(Task inputs)
**********

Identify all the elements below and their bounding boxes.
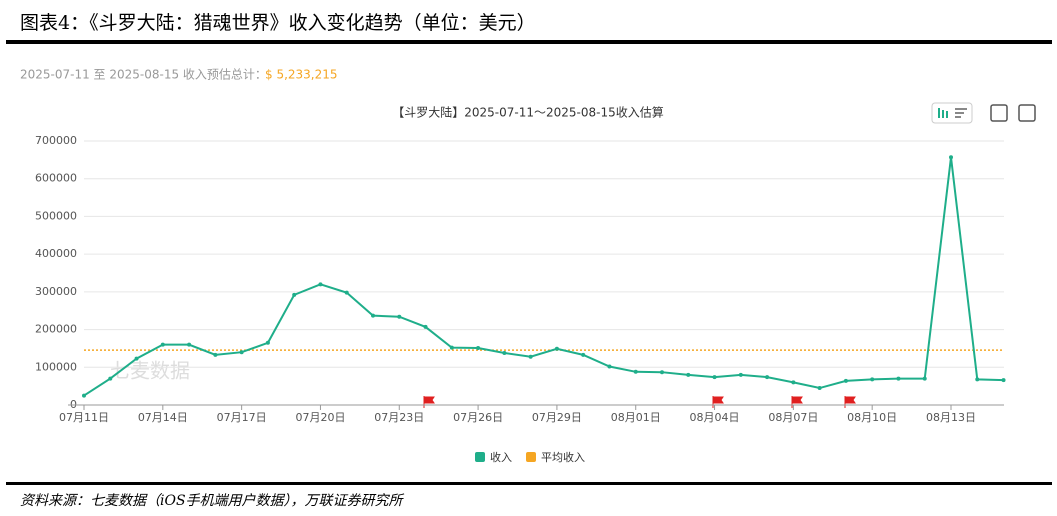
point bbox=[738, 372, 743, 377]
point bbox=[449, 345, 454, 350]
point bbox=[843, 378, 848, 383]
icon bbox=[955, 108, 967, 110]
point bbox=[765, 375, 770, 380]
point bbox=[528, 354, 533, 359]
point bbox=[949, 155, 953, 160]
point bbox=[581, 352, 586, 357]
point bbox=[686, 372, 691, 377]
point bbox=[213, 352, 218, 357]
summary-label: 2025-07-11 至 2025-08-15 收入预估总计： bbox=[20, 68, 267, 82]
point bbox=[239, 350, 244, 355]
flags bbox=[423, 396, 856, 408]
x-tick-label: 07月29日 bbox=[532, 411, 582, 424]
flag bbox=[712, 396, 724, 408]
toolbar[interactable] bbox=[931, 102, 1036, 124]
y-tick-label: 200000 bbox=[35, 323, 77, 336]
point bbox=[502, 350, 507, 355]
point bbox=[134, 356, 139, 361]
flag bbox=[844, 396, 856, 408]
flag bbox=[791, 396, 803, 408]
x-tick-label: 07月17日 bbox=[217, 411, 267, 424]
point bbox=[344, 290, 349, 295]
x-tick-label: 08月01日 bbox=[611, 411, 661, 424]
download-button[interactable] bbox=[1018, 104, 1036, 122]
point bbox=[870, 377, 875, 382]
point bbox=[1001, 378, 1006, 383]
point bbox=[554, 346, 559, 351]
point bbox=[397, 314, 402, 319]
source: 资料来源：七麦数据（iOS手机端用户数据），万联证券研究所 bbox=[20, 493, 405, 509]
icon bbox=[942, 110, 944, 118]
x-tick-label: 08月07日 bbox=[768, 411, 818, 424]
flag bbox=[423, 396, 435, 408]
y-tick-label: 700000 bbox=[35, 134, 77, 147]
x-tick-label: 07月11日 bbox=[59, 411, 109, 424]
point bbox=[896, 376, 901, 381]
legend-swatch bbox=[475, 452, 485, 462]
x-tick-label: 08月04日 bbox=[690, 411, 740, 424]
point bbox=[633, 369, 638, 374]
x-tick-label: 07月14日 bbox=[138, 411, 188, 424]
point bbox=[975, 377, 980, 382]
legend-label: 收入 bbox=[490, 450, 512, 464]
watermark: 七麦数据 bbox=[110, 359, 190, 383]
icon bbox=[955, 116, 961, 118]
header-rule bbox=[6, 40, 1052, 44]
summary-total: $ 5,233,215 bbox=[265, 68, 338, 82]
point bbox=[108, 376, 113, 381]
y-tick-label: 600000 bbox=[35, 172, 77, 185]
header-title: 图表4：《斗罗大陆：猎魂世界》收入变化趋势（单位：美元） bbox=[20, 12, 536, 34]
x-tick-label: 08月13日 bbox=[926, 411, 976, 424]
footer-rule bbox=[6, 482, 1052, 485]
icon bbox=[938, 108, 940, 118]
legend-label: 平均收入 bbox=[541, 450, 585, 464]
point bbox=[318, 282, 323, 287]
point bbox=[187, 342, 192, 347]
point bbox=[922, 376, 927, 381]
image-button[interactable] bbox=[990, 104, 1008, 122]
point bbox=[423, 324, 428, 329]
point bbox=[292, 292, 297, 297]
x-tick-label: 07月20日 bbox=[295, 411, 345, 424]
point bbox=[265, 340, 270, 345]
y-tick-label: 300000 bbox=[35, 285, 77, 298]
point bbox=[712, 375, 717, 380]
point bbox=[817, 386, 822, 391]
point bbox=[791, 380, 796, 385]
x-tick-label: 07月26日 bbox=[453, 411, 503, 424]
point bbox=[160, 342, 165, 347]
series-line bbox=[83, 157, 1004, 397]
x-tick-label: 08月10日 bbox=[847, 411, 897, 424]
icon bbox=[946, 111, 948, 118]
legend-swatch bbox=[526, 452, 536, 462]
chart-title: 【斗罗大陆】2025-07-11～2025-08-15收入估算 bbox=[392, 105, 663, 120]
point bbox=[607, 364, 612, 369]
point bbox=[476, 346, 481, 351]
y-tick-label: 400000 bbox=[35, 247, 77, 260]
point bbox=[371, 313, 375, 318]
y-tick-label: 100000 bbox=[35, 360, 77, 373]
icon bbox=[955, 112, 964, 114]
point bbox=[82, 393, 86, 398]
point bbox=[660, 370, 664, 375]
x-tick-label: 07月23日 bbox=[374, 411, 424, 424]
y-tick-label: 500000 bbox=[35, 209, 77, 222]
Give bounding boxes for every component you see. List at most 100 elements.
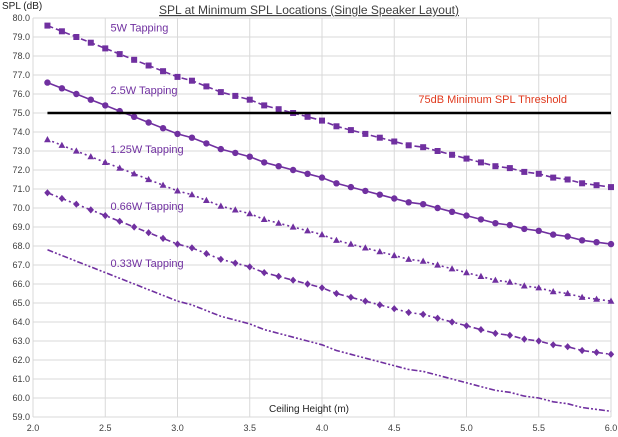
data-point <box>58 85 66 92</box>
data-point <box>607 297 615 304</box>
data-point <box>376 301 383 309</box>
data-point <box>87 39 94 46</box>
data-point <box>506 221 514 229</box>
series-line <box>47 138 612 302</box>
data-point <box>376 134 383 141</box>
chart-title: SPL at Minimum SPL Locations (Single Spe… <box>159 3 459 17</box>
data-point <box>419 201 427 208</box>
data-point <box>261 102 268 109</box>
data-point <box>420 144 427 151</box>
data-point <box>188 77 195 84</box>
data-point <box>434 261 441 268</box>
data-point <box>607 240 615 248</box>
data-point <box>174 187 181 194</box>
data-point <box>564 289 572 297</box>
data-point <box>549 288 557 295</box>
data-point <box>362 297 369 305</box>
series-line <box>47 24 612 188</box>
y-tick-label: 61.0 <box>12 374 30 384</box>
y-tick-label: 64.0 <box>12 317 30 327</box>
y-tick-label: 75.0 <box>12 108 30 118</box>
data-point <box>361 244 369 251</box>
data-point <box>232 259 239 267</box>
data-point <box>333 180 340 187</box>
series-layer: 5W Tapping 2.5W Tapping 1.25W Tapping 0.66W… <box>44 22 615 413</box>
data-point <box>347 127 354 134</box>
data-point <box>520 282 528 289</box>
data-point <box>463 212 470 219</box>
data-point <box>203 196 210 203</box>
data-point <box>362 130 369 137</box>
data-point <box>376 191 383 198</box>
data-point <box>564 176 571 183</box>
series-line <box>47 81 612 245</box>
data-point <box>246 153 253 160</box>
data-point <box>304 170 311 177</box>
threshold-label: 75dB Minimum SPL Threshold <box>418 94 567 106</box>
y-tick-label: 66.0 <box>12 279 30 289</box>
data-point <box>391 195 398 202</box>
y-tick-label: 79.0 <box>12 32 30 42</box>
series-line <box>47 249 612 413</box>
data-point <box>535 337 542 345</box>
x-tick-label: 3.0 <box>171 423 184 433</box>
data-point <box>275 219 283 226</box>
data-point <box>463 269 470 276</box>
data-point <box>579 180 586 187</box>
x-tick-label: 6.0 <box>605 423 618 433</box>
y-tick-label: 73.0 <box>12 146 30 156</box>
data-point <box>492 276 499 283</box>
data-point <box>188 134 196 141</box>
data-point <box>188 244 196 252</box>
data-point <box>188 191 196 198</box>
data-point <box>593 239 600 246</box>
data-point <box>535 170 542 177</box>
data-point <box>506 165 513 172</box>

**********

(The request) Return every line of the records verbatim, leaving out the pictures.

(Response below)
Identify all the elements below and their bounding boxes.
point bbox=[738, 372, 743, 377]
point bbox=[449, 345, 454, 350]
point bbox=[843, 378, 848, 383]
icon bbox=[955, 108, 967, 110]
point bbox=[765, 375, 770, 380]
point bbox=[528, 354, 533, 359]
point bbox=[949, 155, 953, 160]
point bbox=[581, 352, 586, 357]
point bbox=[686, 372, 691, 377]
point bbox=[213, 352, 218, 357]
summary-label: 2025-07-11 至 2025-08-15 收入预估总计： bbox=[20, 68, 267, 82]
point bbox=[239, 350, 244, 355]
flags bbox=[423, 396, 856, 408]
x-tick-label: 07月29日 bbox=[532, 411, 582, 424]
flag bbox=[712, 396, 724, 408]
toolbar[interactable] bbox=[931, 102, 1036, 124]
y-tick-label: 200000 bbox=[35, 323, 77, 336]
point bbox=[502, 350, 507, 355]
point bbox=[134, 356, 139, 361]
flag bbox=[844, 396, 856, 408]
flag bbox=[791, 396, 803, 408]
x-tick-label: 07月17日 bbox=[217, 411, 267, 424]
point bbox=[344, 290, 349, 295]
x-tick-label: 08月01日 bbox=[611, 411, 661, 424]
download-button[interactable] bbox=[1018, 104, 1036, 122]
point bbox=[870, 377, 875, 382]
point bbox=[1001, 378, 1006, 383]
point bbox=[554, 346, 559, 351]
point bbox=[397, 314, 402, 319]
source: 资料来源：七麦数据（iOS手机端用户数据），万联证券研究所 bbox=[20, 493, 405, 509]
icon bbox=[942, 110, 944, 118]
x-tick-label: 08月07日 bbox=[768, 411, 818, 424]
flag bbox=[423, 396, 435, 408]
y-tick-label: 700000 bbox=[35, 134, 77, 147]
x-tick-label: 07月11日 bbox=[59, 411, 109, 424]
point bbox=[896, 376, 901, 381]
legend-swatch bbox=[475, 452, 485, 462]
x-tick-label: 08月04日 bbox=[690, 411, 740, 424]
point bbox=[633, 369, 638, 374]
x-tick-label: 07月14日 bbox=[138, 411, 188, 424]
point bbox=[975, 377, 980, 382]
legend-label: 收入 bbox=[490, 450, 512, 464]
watermark: 七麦数据 bbox=[110, 359, 190, 383]
icon bbox=[955, 116, 961, 118]
header-rule bbox=[6, 40, 1052, 44]
summary-total: $ 5,233,215 bbox=[265, 68, 338, 82]
point bbox=[108, 376, 113, 381]
y-tick-label: 600000 bbox=[35, 172, 77, 185]
header-title: 图表4：《斗罗大陆：猎魂世界》收入变化趋势（单位：美元） bbox=[20, 12, 536, 34]
x-tick-label: 08月13日 bbox=[926, 411, 976, 424]
footer-rule bbox=[6, 482, 1052, 485]
icon bbox=[938, 108, 940, 118]
legend-label: 平均收入 bbox=[541, 450, 585, 464]
point bbox=[318, 282, 323, 287]
point bbox=[187, 342, 192, 347]
point bbox=[922, 376, 927, 381]
image-button[interactable] bbox=[990, 104, 1008, 122]
point bbox=[423, 324, 428, 329]
point bbox=[292, 292, 297, 297]
x-tick-label: 07月20日 bbox=[295, 411, 345, 424]
point bbox=[265, 340, 270, 345]
y-tick-label: 300000 bbox=[35, 285, 77, 298]
point bbox=[712, 375, 717, 380]
point bbox=[817, 386, 822, 391]
point bbox=[791, 380, 796, 385]
x-tick-label: 07月26日 bbox=[453, 411, 503, 424]
point bbox=[160, 342, 165, 347]
series-line bbox=[83, 157, 1004, 397]
x-tick-label: 08月10日 bbox=[847, 411, 897, 424]
icon bbox=[946, 111, 948, 118]
legend-swatch bbox=[526, 452, 536, 462]
chart-title: 【斗罗大陆】2025-07-11～2025-08-15收入估算 bbox=[392, 105, 663, 120]
point bbox=[607, 364, 612, 369]
point bbox=[476, 346, 481, 351]
y-tick-label: 400000 bbox=[35, 247, 77, 260]
point bbox=[371, 313, 375, 318]
y-tick-label: 100000 bbox=[35, 360, 77, 373]
icon bbox=[955, 112, 964, 114]
point bbox=[82, 393, 86, 398]
point bbox=[660, 370, 664, 375]
x-tick-label: 07月23日 bbox=[374, 411, 424, 424]
y-tick-label: 500000 bbox=[35, 209, 77, 222]
Give bounding boxes for every component you see. List at most 100 elements.
data-point <box>58 85 66 92</box>
data-point <box>607 297 615 304</box>
data-point <box>376 301 383 309</box>
data-point <box>87 39 94 46</box>
data-point <box>506 221 514 229</box>
series-line <box>47 138 612 302</box>
data-point <box>376 134 383 141</box>
chart-title: SPL at Minimum SPL Locations (Single Spe… <box>159 3 459 17</box>
data-point <box>419 201 427 208</box>
data-point <box>261 102 268 109</box>
data-point <box>420 144 427 151</box>
data-point <box>188 77 195 84</box>
data-point <box>434 261 441 268</box>
data-point <box>607 240 615 248</box>
data-point <box>174 187 181 194</box>
data-point <box>564 289 572 297</box>
data-point <box>549 288 557 295</box>
data-point <box>362 297 369 305</box>
series-line <box>47 24 612 188</box>
y-tick-label: 61.0 <box>12 374 30 384</box>
y-tick-label: 64.0 <box>12 317 30 327</box>
y-tick-label: 75.0 <box>12 108 30 118</box>
data-point <box>361 244 369 251</box>
data-point <box>232 259 239 267</box>
data-point <box>333 180 340 187</box>
series-layer: 5W Tapping 2.5W Tapping 1.25W Tapping 0.66W… <box>44 22 615 413</box>
data-point <box>347 127 354 134</box>
data-point <box>520 282 528 289</box>
data-point <box>463 212 470 219</box>
data-point <box>203 196 210 203</box>
data-point <box>362 130 369 137</box>
data-point <box>376 191 383 198</box>
data-point <box>564 176 571 183</box>
series-line <box>47 81 612 245</box>
data-point <box>246 153 253 160</box>
data-point <box>304 170 311 177</box>
threshold-label: 75dB Minimum SPL Threshold <box>418 94 567 106</box>
y-tick-label: 66.0 <box>12 279 30 289</box>
data-point <box>391 195 398 202</box>
y-tick-label: 79.0 <box>12 32 30 42</box>
series-line <box>47 249 612 413</box>
data-point <box>535 337 542 345</box>
x-tick-label: 3.0 <box>171 423 184 433</box>
data-point <box>275 219 283 226</box>
data-point <box>463 269 470 276</box>
data-point <box>579 180 586 187</box>
x-tick-label: 6.0 <box>605 423 618 433</box>
y-tick-label: 73.0 <box>12 146 30 156</box>
data-point <box>492 276 499 283</box>
data-point <box>188 134 196 141</box>
data-point <box>188 244 196 252</box>
data-point <box>188 191 196 198</box>
data-point <box>593 239 600 246</box>
data-point <box>535 170 542 177</box>
data-point <box>506 165 513 172</box>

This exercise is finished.